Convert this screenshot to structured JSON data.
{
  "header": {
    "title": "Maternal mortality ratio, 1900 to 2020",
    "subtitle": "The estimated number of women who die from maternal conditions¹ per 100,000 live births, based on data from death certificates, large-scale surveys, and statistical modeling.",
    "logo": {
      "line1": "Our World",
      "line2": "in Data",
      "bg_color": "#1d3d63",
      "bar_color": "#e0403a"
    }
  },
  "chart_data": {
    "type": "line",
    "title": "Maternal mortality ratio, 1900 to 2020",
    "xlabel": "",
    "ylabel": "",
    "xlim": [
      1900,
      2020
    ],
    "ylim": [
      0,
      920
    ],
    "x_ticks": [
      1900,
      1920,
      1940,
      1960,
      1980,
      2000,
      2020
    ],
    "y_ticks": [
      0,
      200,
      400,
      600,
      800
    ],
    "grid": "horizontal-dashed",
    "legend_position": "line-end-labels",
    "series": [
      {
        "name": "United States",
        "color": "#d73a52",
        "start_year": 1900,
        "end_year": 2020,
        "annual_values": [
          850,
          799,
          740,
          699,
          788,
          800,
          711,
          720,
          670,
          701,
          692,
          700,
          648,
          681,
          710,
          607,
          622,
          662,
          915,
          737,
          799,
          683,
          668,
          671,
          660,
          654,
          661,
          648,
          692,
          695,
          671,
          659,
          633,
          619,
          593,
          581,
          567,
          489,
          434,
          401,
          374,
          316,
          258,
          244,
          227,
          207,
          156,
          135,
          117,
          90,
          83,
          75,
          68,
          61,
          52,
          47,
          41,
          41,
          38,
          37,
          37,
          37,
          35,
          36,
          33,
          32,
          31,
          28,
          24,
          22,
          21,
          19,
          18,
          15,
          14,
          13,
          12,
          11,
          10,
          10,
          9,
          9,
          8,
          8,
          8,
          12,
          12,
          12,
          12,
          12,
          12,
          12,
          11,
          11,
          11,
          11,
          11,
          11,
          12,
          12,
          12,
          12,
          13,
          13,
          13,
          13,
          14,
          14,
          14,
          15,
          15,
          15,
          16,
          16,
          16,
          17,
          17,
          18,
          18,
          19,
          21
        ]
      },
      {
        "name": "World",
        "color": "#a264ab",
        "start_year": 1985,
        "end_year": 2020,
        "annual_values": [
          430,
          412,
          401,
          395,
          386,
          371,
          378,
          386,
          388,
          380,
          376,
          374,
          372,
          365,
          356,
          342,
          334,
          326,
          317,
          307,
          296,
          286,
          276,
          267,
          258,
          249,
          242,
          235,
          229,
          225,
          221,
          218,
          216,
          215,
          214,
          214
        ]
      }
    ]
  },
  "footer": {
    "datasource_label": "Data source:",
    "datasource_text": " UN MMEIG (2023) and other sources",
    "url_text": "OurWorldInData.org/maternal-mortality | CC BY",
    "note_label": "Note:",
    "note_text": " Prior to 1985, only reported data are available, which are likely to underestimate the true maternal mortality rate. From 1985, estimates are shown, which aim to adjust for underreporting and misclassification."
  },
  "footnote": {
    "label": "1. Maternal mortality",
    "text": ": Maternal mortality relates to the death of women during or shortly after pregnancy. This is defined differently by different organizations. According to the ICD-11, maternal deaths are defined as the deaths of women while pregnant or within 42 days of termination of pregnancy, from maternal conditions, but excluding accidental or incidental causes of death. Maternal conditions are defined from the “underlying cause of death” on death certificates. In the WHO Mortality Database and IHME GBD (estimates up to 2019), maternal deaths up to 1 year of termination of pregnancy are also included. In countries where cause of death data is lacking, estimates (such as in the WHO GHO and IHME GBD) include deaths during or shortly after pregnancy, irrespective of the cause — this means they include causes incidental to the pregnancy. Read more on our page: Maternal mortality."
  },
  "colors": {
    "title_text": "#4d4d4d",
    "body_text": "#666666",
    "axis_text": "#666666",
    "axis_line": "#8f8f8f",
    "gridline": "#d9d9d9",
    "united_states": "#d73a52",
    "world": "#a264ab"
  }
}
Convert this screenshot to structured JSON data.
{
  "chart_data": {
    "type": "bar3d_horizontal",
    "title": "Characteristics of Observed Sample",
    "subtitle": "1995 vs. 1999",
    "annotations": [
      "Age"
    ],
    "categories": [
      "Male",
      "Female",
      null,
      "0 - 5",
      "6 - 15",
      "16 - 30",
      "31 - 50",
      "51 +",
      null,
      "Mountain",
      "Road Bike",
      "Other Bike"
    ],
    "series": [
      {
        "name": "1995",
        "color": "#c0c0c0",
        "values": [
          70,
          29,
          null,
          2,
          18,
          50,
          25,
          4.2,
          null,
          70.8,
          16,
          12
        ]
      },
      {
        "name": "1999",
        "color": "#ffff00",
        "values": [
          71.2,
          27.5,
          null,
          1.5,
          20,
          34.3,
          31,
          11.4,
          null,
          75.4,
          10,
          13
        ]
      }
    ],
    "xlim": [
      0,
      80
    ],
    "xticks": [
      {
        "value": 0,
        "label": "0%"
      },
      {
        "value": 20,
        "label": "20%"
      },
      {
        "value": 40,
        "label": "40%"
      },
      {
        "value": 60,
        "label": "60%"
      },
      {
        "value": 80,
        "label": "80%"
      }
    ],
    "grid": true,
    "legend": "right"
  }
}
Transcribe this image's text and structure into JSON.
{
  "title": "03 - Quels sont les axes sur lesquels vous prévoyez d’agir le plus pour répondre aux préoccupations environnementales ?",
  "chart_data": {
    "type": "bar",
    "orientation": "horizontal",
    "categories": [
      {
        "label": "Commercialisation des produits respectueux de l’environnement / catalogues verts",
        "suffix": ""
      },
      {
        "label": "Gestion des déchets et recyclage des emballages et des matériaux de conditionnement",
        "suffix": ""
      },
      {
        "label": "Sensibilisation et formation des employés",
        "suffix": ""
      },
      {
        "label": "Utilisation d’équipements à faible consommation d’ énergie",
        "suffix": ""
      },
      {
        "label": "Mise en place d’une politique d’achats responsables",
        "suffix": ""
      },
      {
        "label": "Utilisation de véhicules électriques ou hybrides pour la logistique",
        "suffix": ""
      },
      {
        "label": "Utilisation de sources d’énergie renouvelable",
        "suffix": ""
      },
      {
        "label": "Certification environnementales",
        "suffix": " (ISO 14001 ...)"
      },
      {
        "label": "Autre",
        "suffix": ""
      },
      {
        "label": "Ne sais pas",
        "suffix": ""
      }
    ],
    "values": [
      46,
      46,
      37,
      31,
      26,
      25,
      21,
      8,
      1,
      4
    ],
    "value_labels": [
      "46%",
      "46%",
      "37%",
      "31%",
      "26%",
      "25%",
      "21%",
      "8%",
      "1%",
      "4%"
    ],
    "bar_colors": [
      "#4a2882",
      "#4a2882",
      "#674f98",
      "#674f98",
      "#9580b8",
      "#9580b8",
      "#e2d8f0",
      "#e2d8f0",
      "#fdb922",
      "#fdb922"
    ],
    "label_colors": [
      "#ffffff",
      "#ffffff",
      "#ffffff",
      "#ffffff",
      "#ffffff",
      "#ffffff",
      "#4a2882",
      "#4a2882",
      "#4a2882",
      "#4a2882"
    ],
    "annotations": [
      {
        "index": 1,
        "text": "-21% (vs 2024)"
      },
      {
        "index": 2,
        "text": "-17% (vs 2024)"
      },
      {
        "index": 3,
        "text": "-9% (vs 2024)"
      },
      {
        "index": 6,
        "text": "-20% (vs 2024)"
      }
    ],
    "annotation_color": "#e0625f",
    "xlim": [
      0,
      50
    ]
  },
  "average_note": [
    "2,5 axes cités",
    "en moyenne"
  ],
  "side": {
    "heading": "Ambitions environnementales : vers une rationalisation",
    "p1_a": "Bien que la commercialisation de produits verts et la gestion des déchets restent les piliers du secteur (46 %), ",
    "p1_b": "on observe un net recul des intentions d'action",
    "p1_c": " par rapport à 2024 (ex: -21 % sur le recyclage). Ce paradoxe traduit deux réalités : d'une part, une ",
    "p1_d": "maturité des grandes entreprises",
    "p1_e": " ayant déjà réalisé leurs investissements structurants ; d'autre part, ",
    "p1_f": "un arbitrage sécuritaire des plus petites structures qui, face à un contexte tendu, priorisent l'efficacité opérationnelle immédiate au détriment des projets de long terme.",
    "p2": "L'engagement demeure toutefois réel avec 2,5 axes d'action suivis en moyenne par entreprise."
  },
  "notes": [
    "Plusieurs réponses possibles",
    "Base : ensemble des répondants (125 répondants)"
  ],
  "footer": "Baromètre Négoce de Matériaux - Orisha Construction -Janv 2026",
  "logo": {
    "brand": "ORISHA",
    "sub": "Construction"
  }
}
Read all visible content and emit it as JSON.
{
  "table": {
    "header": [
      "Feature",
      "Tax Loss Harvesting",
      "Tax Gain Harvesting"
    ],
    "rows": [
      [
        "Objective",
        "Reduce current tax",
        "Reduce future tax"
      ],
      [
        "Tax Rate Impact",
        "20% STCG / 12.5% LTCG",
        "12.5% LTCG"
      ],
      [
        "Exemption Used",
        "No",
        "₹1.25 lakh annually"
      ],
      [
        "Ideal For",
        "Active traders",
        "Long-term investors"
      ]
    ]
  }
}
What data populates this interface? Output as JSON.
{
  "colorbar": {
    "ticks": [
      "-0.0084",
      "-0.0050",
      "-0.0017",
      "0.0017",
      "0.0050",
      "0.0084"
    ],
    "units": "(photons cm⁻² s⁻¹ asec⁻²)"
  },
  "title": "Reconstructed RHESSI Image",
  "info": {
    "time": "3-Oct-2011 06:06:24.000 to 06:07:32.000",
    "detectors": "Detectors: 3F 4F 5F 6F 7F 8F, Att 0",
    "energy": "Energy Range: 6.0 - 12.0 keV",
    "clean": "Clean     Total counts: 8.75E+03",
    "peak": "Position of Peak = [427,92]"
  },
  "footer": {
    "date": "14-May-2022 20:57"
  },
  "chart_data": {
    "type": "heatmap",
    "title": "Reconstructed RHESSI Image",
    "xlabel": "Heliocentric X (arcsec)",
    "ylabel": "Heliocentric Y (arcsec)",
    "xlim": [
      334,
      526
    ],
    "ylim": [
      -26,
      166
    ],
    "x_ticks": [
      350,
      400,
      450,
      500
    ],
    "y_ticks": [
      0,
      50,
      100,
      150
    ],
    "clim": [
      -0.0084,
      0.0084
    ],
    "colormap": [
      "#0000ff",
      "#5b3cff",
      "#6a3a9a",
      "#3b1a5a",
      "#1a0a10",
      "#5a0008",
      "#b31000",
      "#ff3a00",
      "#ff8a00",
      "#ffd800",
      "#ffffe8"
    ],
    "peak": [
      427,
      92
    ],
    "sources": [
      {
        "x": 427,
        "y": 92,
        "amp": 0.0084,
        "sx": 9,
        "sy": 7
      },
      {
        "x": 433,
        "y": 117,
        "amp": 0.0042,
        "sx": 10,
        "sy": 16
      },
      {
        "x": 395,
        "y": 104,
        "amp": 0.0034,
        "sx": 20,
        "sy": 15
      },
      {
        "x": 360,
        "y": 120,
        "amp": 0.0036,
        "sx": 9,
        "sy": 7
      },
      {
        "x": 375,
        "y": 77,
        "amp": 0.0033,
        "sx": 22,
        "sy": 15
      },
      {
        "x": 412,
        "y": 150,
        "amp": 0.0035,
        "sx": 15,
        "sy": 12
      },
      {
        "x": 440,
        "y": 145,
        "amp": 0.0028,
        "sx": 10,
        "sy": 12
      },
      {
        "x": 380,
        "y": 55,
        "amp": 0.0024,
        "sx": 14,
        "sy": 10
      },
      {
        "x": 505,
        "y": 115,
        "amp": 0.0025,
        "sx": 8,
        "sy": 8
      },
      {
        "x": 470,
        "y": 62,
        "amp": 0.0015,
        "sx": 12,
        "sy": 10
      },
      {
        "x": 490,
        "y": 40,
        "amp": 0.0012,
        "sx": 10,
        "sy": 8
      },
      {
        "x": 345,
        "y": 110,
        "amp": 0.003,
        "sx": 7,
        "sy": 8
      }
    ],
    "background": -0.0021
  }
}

-=-=-

> **EXERCISE REQUIREMENTS**: Pick out all lines from the data above in which the word "death" appears.

> **ANSWER TO THE PROBLEM**:
    "subtitle": "The estimated number of women who die from maternal conditions¹ per 100,000 live births, based on data from death certificates, large-scale surveys, and statistical modeling.",
    "text": ": Maternal mortality relates to the death of women during or shortly after pregnancy. This is defined differently by different organizations. According to the ICD-11, maternal deaths are defined as the deaths of women while pregnant or within 42 days of termination of pregnancy, from maternal conditions, but excluding accidental or incidental causes of death. Maternal conditions are defined from the “underlying cause of death” on death certificates. In the WHO Mortality Database and IHME GBD (estimates up to 2019), maternal deaths up to 1 year of termination of pregnancy are also included. In countries where cause of death data is lacking, estimates (such as in the WHO GHO and IHME GBD) include deaths during or shortly after pregnancy, irrespective of the cause — this means they include causes incidental to the pregnancy. Read more on our page: Maternal mortality."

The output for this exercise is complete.